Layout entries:

════════

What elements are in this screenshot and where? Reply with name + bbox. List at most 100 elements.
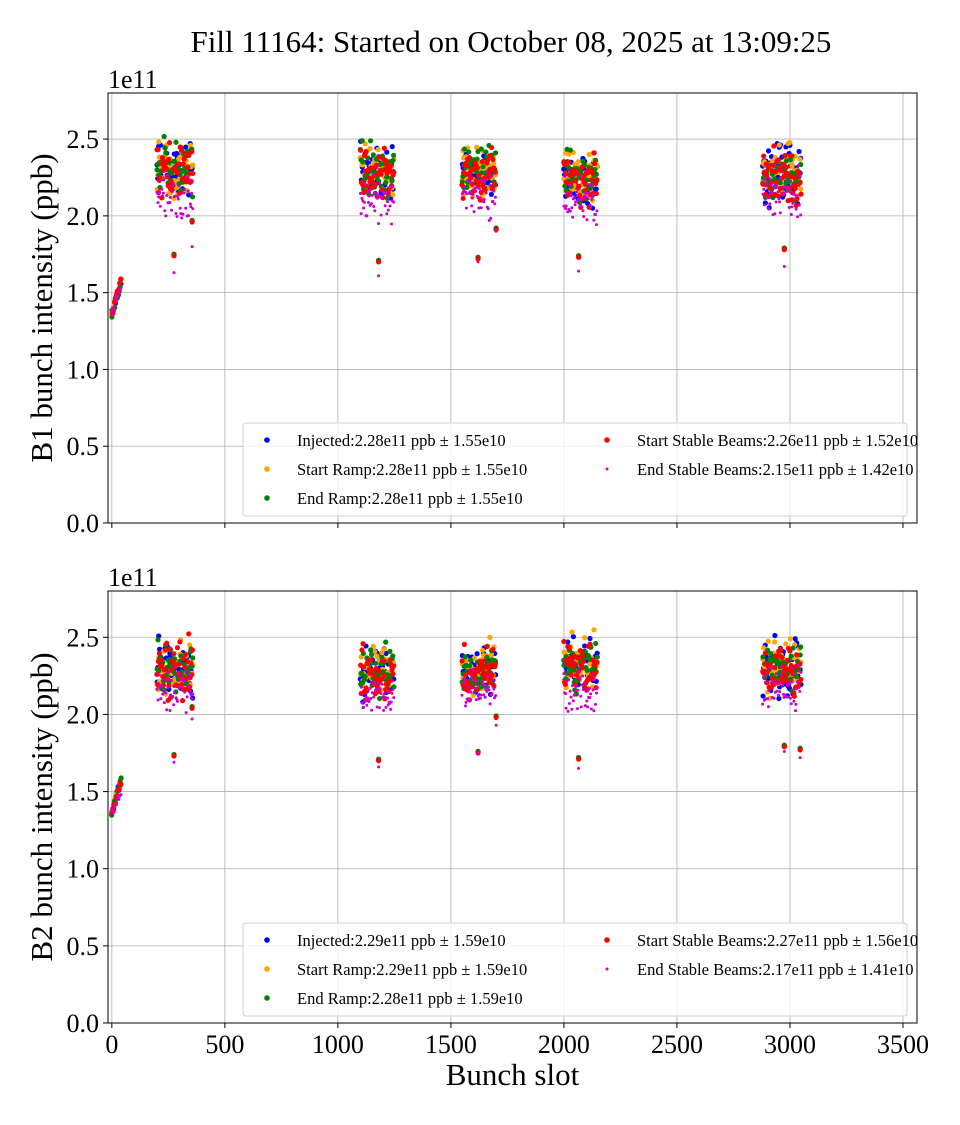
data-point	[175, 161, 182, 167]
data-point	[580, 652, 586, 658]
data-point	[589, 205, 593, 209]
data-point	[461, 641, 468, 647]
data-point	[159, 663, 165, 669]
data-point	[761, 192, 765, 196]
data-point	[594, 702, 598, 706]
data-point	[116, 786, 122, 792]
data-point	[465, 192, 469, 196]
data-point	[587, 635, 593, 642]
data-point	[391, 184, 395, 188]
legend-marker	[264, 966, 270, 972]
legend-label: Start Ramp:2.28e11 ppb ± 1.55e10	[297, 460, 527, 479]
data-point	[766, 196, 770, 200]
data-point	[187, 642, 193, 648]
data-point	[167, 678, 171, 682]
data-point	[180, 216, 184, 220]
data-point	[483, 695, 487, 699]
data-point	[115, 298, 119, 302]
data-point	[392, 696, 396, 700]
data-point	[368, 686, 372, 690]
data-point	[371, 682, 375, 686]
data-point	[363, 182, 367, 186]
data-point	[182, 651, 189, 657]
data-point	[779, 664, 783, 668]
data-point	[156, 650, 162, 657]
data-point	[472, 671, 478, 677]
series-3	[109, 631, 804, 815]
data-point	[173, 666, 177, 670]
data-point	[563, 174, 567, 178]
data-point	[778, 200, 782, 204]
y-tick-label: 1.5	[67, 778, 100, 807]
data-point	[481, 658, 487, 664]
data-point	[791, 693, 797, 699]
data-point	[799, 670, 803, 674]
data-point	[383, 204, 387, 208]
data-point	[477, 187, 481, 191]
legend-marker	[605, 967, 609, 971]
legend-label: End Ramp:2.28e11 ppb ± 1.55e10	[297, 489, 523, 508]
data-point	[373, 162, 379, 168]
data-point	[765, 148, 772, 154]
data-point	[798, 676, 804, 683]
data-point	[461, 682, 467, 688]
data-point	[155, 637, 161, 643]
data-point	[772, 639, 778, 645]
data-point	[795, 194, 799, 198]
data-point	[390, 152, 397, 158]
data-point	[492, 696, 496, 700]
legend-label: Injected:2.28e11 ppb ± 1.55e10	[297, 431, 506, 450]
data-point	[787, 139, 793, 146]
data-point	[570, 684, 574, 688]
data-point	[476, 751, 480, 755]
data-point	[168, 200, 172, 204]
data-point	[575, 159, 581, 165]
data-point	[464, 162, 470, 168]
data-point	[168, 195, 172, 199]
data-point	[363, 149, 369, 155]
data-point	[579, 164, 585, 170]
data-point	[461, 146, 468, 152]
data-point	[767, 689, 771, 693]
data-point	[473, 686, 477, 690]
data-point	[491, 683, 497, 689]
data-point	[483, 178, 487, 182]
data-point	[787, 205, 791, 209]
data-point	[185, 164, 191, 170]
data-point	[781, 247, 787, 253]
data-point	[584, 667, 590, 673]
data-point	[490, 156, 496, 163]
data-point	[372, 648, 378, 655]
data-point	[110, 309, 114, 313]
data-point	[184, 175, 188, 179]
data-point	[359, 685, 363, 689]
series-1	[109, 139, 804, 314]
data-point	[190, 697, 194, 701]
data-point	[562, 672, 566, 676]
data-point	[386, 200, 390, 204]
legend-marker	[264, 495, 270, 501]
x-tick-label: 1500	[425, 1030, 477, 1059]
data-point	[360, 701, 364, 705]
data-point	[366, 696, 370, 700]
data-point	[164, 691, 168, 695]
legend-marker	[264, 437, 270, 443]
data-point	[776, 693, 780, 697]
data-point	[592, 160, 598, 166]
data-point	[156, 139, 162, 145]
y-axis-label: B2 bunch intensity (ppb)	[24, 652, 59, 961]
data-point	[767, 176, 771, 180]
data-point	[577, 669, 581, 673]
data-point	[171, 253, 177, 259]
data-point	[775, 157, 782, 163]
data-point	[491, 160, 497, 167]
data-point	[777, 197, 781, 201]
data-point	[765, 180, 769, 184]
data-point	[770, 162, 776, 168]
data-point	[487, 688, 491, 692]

════════

Problem description: Could you copy every line of the entries above word for word, leaving out the picture?

Result of the task:
What elements are in this screenshot and where? Reply with name + bbox. List at most 100 elements.
data-point	[175, 161, 182, 167]
data-point	[580, 652, 586, 658]
data-point	[589, 205, 593, 209]
data-point	[461, 641, 468, 647]
data-point	[159, 663, 165, 669]
data-point	[761, 192, 765, 196]
data-point	[594, 702, 598, 706]
data-point	[116, 786, 122, 792]
data-point	[465, 192, 469, 196]
data-point	[587, 635, 593, 642]
data-point	[391, 184, 395, 188]
legend-marker	[264, 966, 270, 972]
legend-label: Start Ramp:2.28e11 ppb ± 1.55e10	[297, 460, 527, 479]
data-point	[766, 196, 770, 200]
data-point	[187, 642, 193, 648]
data-point	[167, 678, 171, 682]
data-point	[180, 216, 184, 220]
data-point	[483, 695, 487, 699]
data-point	[115, 298, 119, 302]
data-point	[392, 696, 396, 700]
data-point	[368, 686, 372, 690]
data-point	[371, 682, 375, 686]
data-point	[363, 182, 367, 186]
data-point	[182, 651, 189, 657]
data-point	[779, 664, 783, 668]
data-point	[156, 650, 162, 657]
data-point	[472, 671, 478, 677]
series-3	[109, 631, 804, 815]
data-point	[173, 666, 177, 670]
data-point	[563, 174, 567, 178]
data-point	[778, 200, 782, 204]
y-tick-label: 1.5	[67, 778, 100, 807]
data-point	[481, 658, 487, 664]
data-point	[791, 693, 797, 699]
data-point	[799, 670, 803, 674]
data-point	[383, 204, 387, 208]
data-point	[477, 187, 481, 191]
legend-marker	[605, 967, 609, 971]
legend-label: End Ramp:2.28e11 ppb ± 1.55e10	[297, 489, 523, 508]
data-point	[373, 162, 379, 168]
data-point	[765, 148, 772, 154]
data-point	[798, 676, 804, 683]
data-point	[461, 682, 467, 688]
data-point	[155, 637, 161, 643]
data-point	[772, 639, 778, 645]
data-point	[795, 194, 799, 198]
data-point	[390, 152, 397, 158]
data-point	[492, 696, 496, 700]
legend-label: Injected:2.28e11 ppb ± 1.55e10	[297, 431, 506, 450]
data-point	[787, 139, 793, 146]
data-point	[570, 684, 574, 688]
data-point	[476, 751, 480, 755]
data-point	[168, 200, 172, 204]
data-point	[575, 159, 581, 165]
data-point	[464, 162, 470, 168]
data-point	[168, 195, 172, 199]
data-point	[363, 149, 369, 155]
data-point	[579, 164, 585, 170]
data-point	[461, 146, 468, 152]
data-point	[767, 689, 771, 693]
data-point	[473, 686, 477, 690]
data-point	[491, 683, 497, 689]
data-point	[483, 178, 487, 182]
data-point	[787, 205, 791, 209]
data-point	[185, 164, 191, 170]
data-point	[781, 247, 787, 253]
data-point	[584, 667, 590, 673]
data-point	[490, 156, 496, 163]
data-point	[372, 648, 378, 655]
data-point	[110, 309, 114, 313]
data-point	[184, 175, 188, 179]
data-point	[359, 685, 363, 689]
series-1	[109, 139, 804, 314]
data-point	[190, 697, 194, 701]
data-point	[562, 672, 566, 676]
data-point	[386, 200, 390, 204]
legend-marker	[264, 495, 270, 501]
x-tick-label: 1500	[425, 1030, 477, 1059]
data-point	[360, 701, 364, 705]
data-point	[366, 696, 370, 700]
data-point	[164, 691, 168, 695]
legend-marker	[264, 437, 270, 443]
data-point	[776, 693, 780, 697]
data-point	[592, 160, 598, 166]
data-point	[156, 139, 162, 145]
y-axis-label: B2 bunch intensity (ppb)	[24, 652, 59, 961]
data-point	[767, 176, 771, 180]
data-point	[577, 669, 581, 673]
data-point	[171, 253, 177, 259]
data-point	[775, 157, 782, 163]
data-point	[491, 160, 497, 167]
data-point	[777, 197, 781, 201]
data-point	[765, 180, 769, 184]
data-point	[770, 162, 776, 168]
data-point	[487, 688, 491, 692]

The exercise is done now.